> **Required task**: Determine the number of lines holding the word "attendance"; answer with that number only.
---*---
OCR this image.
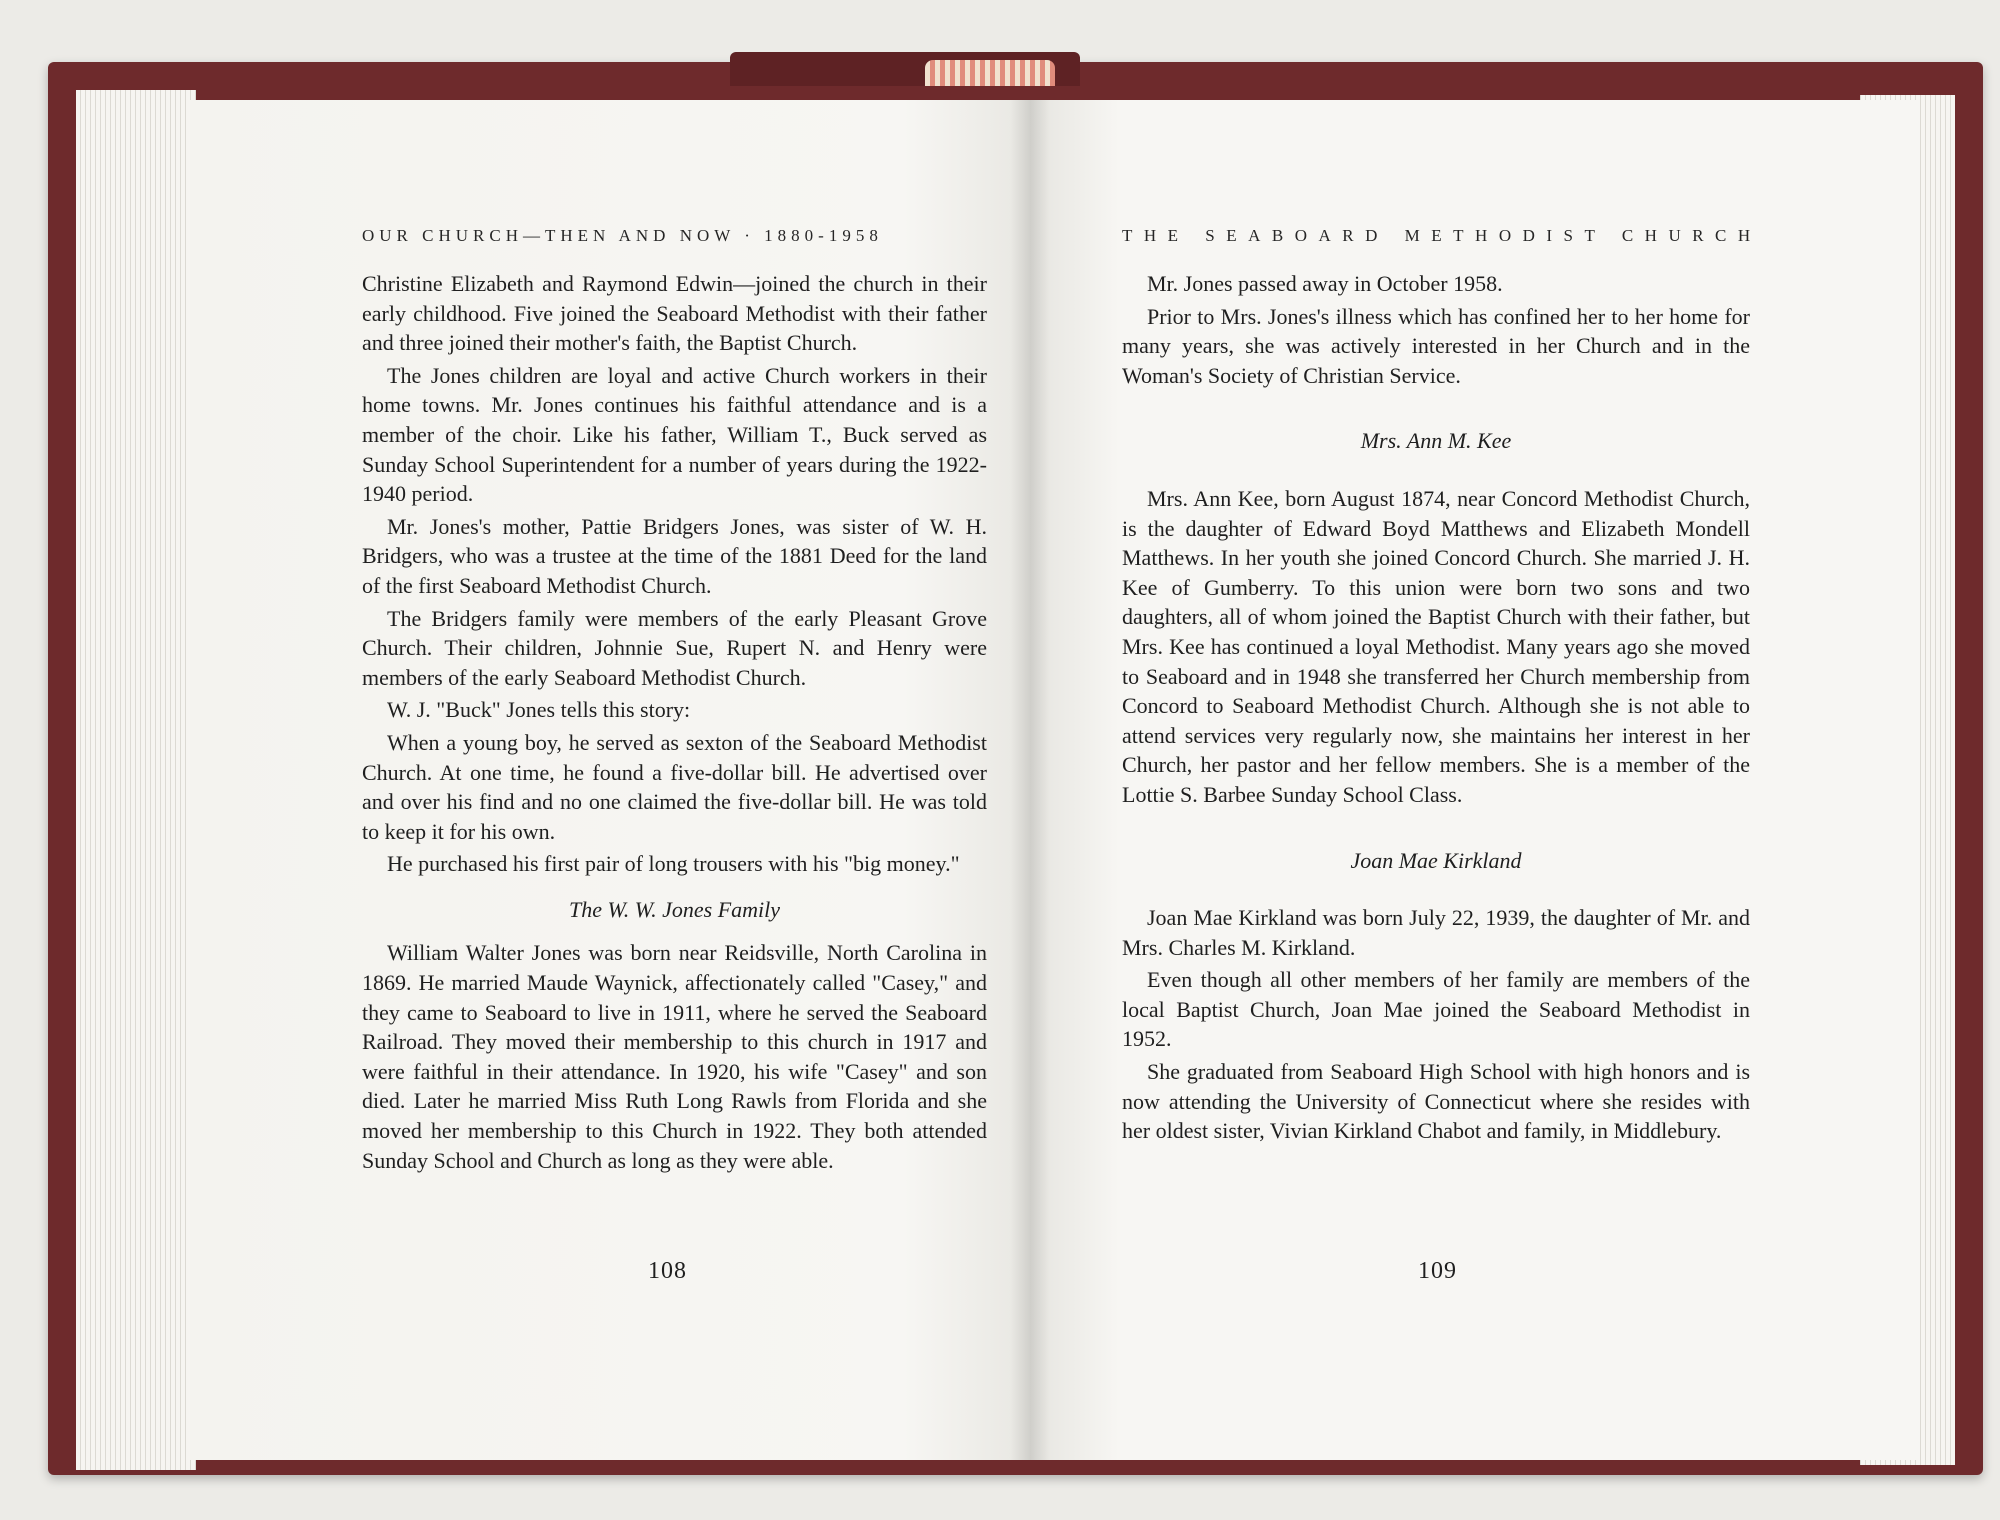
OUR CHURCH—THEN AND NOW · 1880-1958	THE SEABOARD METHODIST CHURCH

Christine Elizabeth and Raymond Edwin—joined the church in their early childhood. Five joined the Seaboard Methodist with their father and three joined their mother's faith, the Baptist Church.

The Jones children are loyal and active Church workers in their home towns. Mr. Jones continues his faithful attendance and is a member of the choir. Like his father, William T., Buck served as Sunday School Superintendent for a number of years during the 1922-1940 period.

Mr. Jones's mother, Pattie Bridgers Jones, was sister of W. H. Bridgers, who was a trustee at the time of the 1881 Deed for the land of the first Seaboard Methodist Church.

The Bridgers family were members of the early Pleasant Grove Church. Their children, Johnnie Sue, Rupert N. and Henry were members of the early Seaboard Methodist Church.

W. J. "Buck" Jones tells this story:

When a young boy, he served as sexton of the Seaboard Methodist Church. At one time, he found a five-dollar bill. He advertised over and over his find and no one claimed the five-dollar bill. He was told to keep it for his own.

He purchased his first pair of long trousers with his "big money."

The W. W. Jones Family

William Walter Jones was born near Reidsville, North Carolina in 1869. He married Maude Waynick, affectionately called "Casey," and they came to Seaboard to live in 1911, where he served the Seaboard Railroad. They moved their membership to this church in 1917 and were faithful in their attendance. In 1920, his wife "Casey" and son died. Later he married Miss Ruth Long Rawls from Florida and she moved her membership to this Church in 1922. They both attended Sunday School and Church as long as they were able.

Mr. Jones passed away in October 1958.

Prior to Mrs. Jones's illness which has confined her to her home for many years, she was actively interested in her Church and in the Woman's Society of Christian Service.

Mrs. Ann M. Kee

Mrs. Ann Kee, born August 1874, near Concord Methodist Church, is the daughter of Edward Boyd Matthews and Elizabeth Mondell Matthews. In her youth she joined Concord Church. She married J. H. Kee of Gumberry. To this union were born two sons and two daughters, all of whom joined the Baptist Church with their father, but Mrs. Kee has continued a loyal Methodist. Many years ago she moved to Seaboard and in 1948 she transferred her Church membership from Concord to Seaboard Methodist Church. Although she is not able to attend services very regularly now, she maintains her interest in her Church, her pastor and her fellow members. She is a member of the Lottie S. Barbee Sunday School Class.

Joan Mae Kirkland

Joan Mae Kirkland was born July 22, 1939, the daughter of Mr. and Mrs. Charles M. Kirkland.

Even though all other members of her family are members of the local Baptist Church, Joan Mae joined the Seaboard Methodist in 1952.

She graduated from Seaboard High School with high honors and is now attending the University of Connecticut where she resides with her oldest sister, Vivian Kirkland Chabot and family, in Middlebury.

108	109
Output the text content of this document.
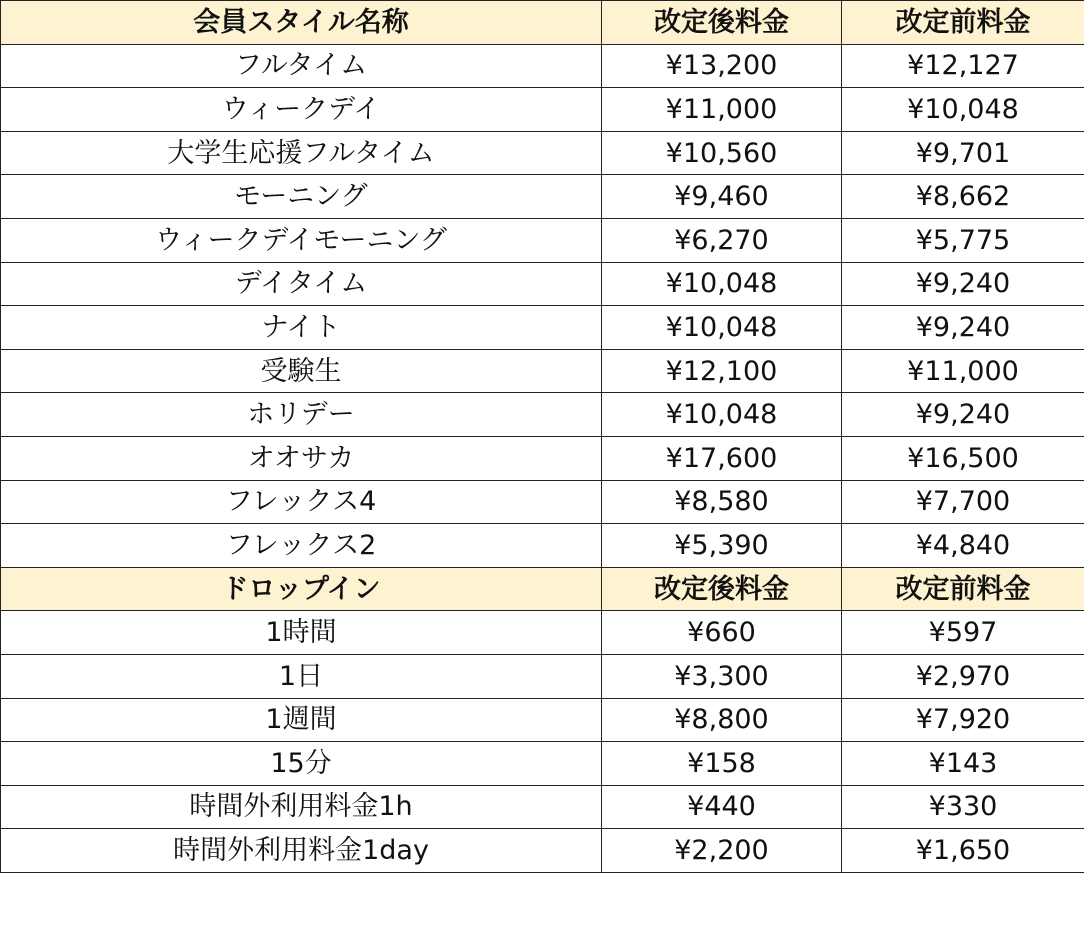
会員スタイル名称	改定後料金	改定前料金
フルタイム	¥13,200	¥12,127
ウィークデイ	¥11,000	¥10,048
大学生応援フルタイム	¥10,560	¥9,701
モーニング	¥9,460	¥8,662
ウィークデイモーニング	¥6,270	¥5,775
デイタイム	¥10,048	¥9,240
ナイト	¥10,048	¥9,240
受験生	¥12,100	¥11,000
ホリデー	¥10,048	¥9,240
オオサカ	¥17,600	¥16,500
フレックス4	¥8,580	¥7,700
フレックス2	¥5,390	¥4,840
ドロップイン	改定後料金	改定前料金
1時間	¥660	¥597
1日	¥3,300	¥2,970
1週間	¥8,800	¥7,920
15分	¥158	¥143
時間外利用料金1h	¥440	¥330
時間外利用料金1day	¥2,200	¥1,650
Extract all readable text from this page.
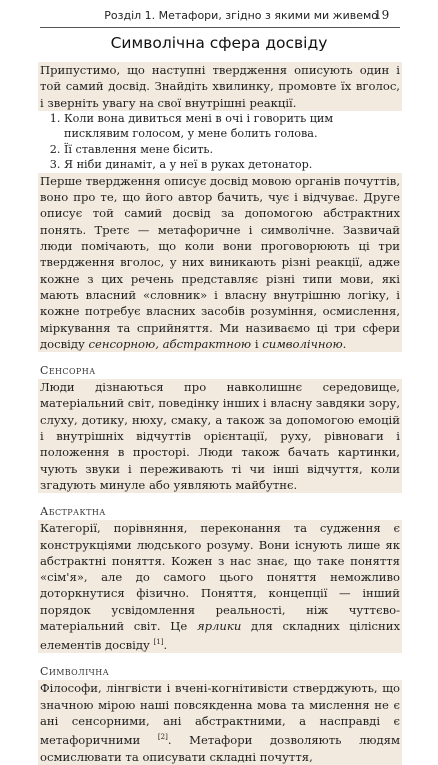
Розділ 1. Метафори, згідно з якими ми живемо
19
Символічна сфера досвіду

Припустимо, що наступні твердження описують один і той самий досвід. Знайдіть хвилинку, промовте їх вголос, і зверніть увагу на свої внутрішні реакції.

1. Коли вона дивиться мені в очі і говорить цим писклявим голосом, у мене болить голова.
2. Її ставлення мене бісить.
3. Я ніби динаміт, а у неї в руках детонатор.

Перше твердження описує досвід мовою органів почуттів, воно про те, що його автор бачить, чує і відчуває. Друге описує той самий досвід за допомогою абстрактних понять. Третє — метафоричне і символічне. Зазвичай люди помічають, що коли вони проговорюють ці три твердження вголос, у них виникають різні реакції, адже кожне з цих речень представляє різні типи мови, які мають власний «словник» і власну внутрішню логіку, і кожне потребує власних засобів розуміння, осмислення, міркування та сприйняття. Ми називаємо ці три сфери досвіду сенсорною, абстрактною і символічною.

Сенсорна

Люди дізнаються про навколишнє середовище, матеріальний світ, поведінку інших і власну завдяки зору, слуху, дотику, нюху, смаку, а також за допомогою емоцій і внутрішніх відчуттів орієнтації, руху, рівноваги і положення в просторі. Люди також бачать картинки, чують звуки і переживають ті чи інші відчуття, коли згадують минуле або уявляють майбутнє.

Абстрактна

Категорії, порівняння, переконання та судження є конструкціями людського розуму. Вони існують лише як абстрактні поняття. Кожен з нас знає, що таке поняття «сім'я», але до самого цього поняття неможливо доторкнутися фізично. Поняття, концепції — інший порядок усвідомлення реальності, ніж чуттєво-матеріальний світ. Це ярлики для складних цілісних елементів досвіду [1].

Символічна

Філософи, лінгвісти і вчені-когнітивісти стверджують, що значною мірою наші повсякденна мова та мислення не є ані сенсорними, ані абстрактними, а насправді є метафоричними	[2]. Метафори дозволяють людям осмислювати та описувати складні почуття,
---*---
> **Solution to this problem**: 2